In a previous blog in June , I described the August 21, 2017 eclipse and what to expect from it, along with the many resources available at the NASA website that fill-in the details of this event as we were expecting it to unfold. This website, by the way, went crazy for the eclipse and got over 2 billion hits from tens of millions of daily visitors. For myself, I was not prepared for the surge of emotions I would feel even after glimpsing only 15 seconds of this event between gaps in the clouds over Carbondale, Illinois. Why Carbondale? I described in a 2014 Huffington Post article how this would be the place where the eclipse lasted the longest, 2 minutes and 40 seconds, and so this is where NASA Edge decided to park us for our major public outreach activities and NASA TV interviews.
I had been interviewed by a number of TV and radio reporters as well as a memorable Facebook interview with Curiosity. My article at NASA on the airline flights that would see the eclipse got quite a bit of traction. It was fun to see my articles on smartphone eclipse photography get so much press like this one at BuzzFeed, or this one at WIRED. I even presented my smartphone tips to 1000 students at a local high school, which was carried by the local TV station WSIL-TV. Amazingly, despite my public ‘expertise’ on the matter, I did not bother using my smartphone at all in the brief time that the eclipse showed itself!
I mentioned in an interview with Carolyn Cerda also on WSIL-TV how I had brought along my cameras and hoped to grab just one image of this event. This was after many weeks of debating with myself whether I should even bother with photography at all. I knew how easy it was to get lost among the f/stops and exposure speeds in pursuit of a trophy to commemorate this event. I certainly didn’t want to waste precious time wrestling with the very finicky smartphone telephoto lens set up. But I also wanted to spend as much time as possible letting the emotions wash over me, just as they had done for millions of other people down through the thousands of years of human history. Could I, too, experience the fear that had so commonly been the popular experience? Or would my science protect me from these irrational feelings like some coat-of-armor? I had no idea, and in many of my TV interviews I said as much.
So I compromised.
I would run my digital, Sony camcorder during totality, and on the same tripod bracket, I would set my Nikon D3000 to a fixed f/stop and exposure speed selected to highlight the dazzling bright inner corona and any prominences or blood-red chromospheric light that may be present. I would hold the shutter release down so that the camera took bursts of a dozen photos, and periodically snap photos at mid-eclipse, and on each side of the 2.5-minute window to catch Baily’s Beads and anything else going on. It sounded like a good plan, and one in which I could still spend all of my eyeball time looking at totality and not at my camera!
This turned out to be a very good choice!
The clouds did roll in and cover the entire eclipse except for the last 15 seconds of totality. I snapped a few pictures like the one above using the clouds themselves to filter the intense sunlight, revealing a diminishing crescent sun. Had my NASA activities allowed us to be located a mile east rather than by Saluki Stadium at the Southern Illinois University, Carbondale campus, I would have been treated to a full 2.5 minutes of eclipse. But 15 seconds was just enough time to send chills down my spine and have the experience of a lifetime.

---------------

» PROMPT A
Give the rows below as a numbered list, from the first row through the line containing "plugin-name: gradle: [109, 447, 151, 462]", skipping any blank lines.
The text and the rows have no connection to each other.

---------------

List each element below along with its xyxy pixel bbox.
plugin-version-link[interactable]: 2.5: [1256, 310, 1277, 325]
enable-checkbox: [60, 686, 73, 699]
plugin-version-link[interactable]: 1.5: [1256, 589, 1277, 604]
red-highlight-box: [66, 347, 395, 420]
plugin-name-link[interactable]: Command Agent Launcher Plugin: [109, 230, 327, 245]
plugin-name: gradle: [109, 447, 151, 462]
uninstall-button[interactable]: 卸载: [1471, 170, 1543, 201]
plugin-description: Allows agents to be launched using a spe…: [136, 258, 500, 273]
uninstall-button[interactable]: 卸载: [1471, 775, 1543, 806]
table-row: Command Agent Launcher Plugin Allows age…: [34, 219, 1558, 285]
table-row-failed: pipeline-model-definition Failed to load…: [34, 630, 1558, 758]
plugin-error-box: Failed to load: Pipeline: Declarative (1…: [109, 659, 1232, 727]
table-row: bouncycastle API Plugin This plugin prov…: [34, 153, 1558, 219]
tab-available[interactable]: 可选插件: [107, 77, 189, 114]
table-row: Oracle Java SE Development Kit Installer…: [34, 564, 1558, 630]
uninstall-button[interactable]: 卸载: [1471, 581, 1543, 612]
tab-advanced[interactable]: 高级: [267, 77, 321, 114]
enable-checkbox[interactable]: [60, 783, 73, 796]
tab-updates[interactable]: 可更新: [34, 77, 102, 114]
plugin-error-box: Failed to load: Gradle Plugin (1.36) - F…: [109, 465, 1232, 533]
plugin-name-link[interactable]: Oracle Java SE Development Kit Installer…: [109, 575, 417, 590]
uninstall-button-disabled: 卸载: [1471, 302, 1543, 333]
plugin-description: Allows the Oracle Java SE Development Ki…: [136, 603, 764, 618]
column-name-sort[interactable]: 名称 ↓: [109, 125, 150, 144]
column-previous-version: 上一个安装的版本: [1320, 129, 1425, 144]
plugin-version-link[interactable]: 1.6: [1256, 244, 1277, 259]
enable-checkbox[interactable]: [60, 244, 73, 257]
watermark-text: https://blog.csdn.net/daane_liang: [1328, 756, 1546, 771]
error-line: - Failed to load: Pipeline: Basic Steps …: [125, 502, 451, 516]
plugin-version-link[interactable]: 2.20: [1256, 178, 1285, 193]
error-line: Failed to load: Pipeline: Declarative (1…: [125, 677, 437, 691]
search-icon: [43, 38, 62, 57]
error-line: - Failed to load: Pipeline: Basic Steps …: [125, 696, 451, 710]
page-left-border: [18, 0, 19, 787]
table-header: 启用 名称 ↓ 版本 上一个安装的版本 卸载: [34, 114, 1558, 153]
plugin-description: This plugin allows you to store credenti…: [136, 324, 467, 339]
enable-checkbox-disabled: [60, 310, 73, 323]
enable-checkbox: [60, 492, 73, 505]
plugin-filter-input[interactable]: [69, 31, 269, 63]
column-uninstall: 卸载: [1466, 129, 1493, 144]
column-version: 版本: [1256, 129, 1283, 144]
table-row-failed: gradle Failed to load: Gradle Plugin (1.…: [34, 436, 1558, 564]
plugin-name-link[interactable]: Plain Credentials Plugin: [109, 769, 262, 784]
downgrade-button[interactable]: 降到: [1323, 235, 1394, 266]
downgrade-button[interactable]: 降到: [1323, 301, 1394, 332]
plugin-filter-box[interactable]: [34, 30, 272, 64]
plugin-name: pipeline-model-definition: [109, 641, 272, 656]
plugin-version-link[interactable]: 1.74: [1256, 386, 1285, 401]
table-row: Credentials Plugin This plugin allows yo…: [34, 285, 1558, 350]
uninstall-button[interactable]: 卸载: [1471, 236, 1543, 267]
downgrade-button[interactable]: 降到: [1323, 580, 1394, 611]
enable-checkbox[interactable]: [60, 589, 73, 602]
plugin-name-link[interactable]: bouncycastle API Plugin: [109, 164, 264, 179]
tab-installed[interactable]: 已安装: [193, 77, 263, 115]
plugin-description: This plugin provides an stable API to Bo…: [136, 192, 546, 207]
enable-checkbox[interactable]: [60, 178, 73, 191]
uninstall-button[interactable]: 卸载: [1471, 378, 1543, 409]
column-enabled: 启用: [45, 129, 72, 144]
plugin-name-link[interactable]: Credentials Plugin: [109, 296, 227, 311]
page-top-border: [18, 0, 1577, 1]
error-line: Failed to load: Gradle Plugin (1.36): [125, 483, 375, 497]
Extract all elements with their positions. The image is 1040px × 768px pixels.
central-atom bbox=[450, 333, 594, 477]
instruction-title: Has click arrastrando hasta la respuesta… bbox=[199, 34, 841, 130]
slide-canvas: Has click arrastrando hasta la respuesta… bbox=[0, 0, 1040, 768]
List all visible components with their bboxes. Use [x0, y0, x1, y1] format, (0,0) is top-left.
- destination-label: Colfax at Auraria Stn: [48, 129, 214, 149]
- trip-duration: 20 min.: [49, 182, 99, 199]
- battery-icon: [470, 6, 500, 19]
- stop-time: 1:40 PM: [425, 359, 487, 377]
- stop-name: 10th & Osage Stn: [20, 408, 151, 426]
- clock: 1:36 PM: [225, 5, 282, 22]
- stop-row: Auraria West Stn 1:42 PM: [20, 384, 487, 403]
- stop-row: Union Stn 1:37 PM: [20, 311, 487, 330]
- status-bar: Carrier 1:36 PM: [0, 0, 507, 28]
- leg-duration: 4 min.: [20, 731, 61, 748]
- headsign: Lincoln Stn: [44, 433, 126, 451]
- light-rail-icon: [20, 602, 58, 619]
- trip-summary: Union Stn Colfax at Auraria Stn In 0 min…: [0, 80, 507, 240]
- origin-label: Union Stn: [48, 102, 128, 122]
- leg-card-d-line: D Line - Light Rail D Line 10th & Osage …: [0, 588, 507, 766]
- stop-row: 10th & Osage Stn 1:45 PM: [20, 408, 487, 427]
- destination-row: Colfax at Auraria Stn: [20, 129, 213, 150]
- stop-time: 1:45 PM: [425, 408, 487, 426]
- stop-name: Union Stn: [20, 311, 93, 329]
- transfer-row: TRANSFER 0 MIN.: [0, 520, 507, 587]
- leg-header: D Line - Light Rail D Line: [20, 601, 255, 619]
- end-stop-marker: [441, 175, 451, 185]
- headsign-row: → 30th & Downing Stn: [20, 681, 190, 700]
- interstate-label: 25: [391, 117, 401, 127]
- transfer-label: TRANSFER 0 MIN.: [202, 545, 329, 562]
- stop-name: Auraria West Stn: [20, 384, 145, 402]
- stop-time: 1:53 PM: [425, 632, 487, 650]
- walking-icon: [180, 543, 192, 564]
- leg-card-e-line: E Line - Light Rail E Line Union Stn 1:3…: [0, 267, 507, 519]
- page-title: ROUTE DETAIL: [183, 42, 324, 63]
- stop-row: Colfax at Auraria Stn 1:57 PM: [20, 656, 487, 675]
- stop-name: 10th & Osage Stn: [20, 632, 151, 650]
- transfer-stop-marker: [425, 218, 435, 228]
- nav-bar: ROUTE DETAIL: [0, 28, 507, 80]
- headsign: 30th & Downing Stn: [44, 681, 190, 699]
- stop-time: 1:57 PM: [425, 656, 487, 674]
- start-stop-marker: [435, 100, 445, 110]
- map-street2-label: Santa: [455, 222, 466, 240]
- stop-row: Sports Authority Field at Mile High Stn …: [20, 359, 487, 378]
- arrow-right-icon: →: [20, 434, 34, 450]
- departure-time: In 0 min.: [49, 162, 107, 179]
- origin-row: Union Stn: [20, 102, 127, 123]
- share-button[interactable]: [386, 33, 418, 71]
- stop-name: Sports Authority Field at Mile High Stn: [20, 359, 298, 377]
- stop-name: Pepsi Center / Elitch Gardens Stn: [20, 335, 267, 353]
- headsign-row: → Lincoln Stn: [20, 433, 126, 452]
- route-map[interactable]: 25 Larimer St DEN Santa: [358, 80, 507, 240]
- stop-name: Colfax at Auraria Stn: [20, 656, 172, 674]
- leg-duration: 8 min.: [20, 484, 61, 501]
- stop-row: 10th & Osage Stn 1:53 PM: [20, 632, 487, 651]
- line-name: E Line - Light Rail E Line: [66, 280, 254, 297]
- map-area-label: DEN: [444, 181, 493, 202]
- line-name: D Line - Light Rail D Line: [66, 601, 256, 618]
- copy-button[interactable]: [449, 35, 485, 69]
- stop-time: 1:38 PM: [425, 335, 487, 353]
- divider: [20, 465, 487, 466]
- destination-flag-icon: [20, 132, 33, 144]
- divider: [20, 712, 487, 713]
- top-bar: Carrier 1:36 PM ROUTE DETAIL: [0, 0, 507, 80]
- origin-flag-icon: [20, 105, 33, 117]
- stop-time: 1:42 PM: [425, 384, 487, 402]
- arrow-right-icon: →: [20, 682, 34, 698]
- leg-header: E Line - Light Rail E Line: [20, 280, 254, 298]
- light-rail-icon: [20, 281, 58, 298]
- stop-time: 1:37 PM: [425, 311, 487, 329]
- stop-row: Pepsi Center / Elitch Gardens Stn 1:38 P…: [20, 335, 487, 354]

---------------

» PROMPT B
Continue the eclipse account from where it stops.

» ANSWER A
1. List each element below along with its xyxy pixel bbox.
2. plugin-version-link[interactable]: 2.5: [1256, 310, 1277, 325]
3. enable-checkbox: [60, 686, 73, 699]
4. plugin-version-link[interactable]: 1.5: [1256, 589, 1277, 604]
5. red-highlight-box: [66, 347, 395, 420]
6. plugin-name-link[interactable]: Command Agent Launcher Plugin: [109, 230, 327, 245]
7. plugin-name: gradle: [109, 447, 151, 462]

» ANSWER B
My photos turned out not to be too bad. The montage below was posted on my Facebook page within an hour or so, and although a bit fuzzy for the clouds, it was clear I had seen the entire circumferential inner corona, several red spots along the solar limb as the chromosphere peaked through, and the delightful Diamond Ring of sunlight streaking through a deep lunar canyon! My camcorder also showed the emergence of the sun from totality, capturing the dense clouds and the screams from the thousands of people looking on. This also went up on my Facebook page to the delight of dozens of my friends and family!
But how did I feel?
It was frustrating to see the crescent sun dip in to the dense clouds at the start of totality, and to watch the clock tick out the next few minutes, but as we reached mid-eclipse the scenery around me turned to twilight so quickly that I actually gasped in amazement! Hopefully, and with cameras at the ready I waited and then suddenly the brightening of a small portion of the cloud heralded that the eclipsed sun was about to make its appearance. When it did, everyone shouted and I watched with amazement, not really understanding what it was I was seeing. I immediately placed my finger on the shutter button, let the camera’s machinery take a series of 100 images, and hoped for the best. Again I was not dissappointed.
A dark object appeared surrounded by an intense ring of light. I thought this was just the reflection of sunlight on the cloud, but in an instant I realized this was no sun glint for there was no brilliant solar disk to illuminate it. Instead, it was the corona itself, brighter to the naked eye than I ever could have imagined! Within a few seconds the moon began to move off the western edge of the solar disk and slowly but steadily a single bright point of light appeared and grew in brightness until I could no longer stare at it with my eye through the digital display of my camcorder.
There was so much noise and ruckus from everyone else cheering that it was hard for me to collect and reflect on my thoughts – a process that took several days and repeated sharing of my experiences with family and friends. I had only experienced the ‘tip of an iceberg’ in the emotions that had hit me, and some were no doubt muted by the confusion of what I was seeing so briefly. I could only imagine what the full two minutes would have brought to mind.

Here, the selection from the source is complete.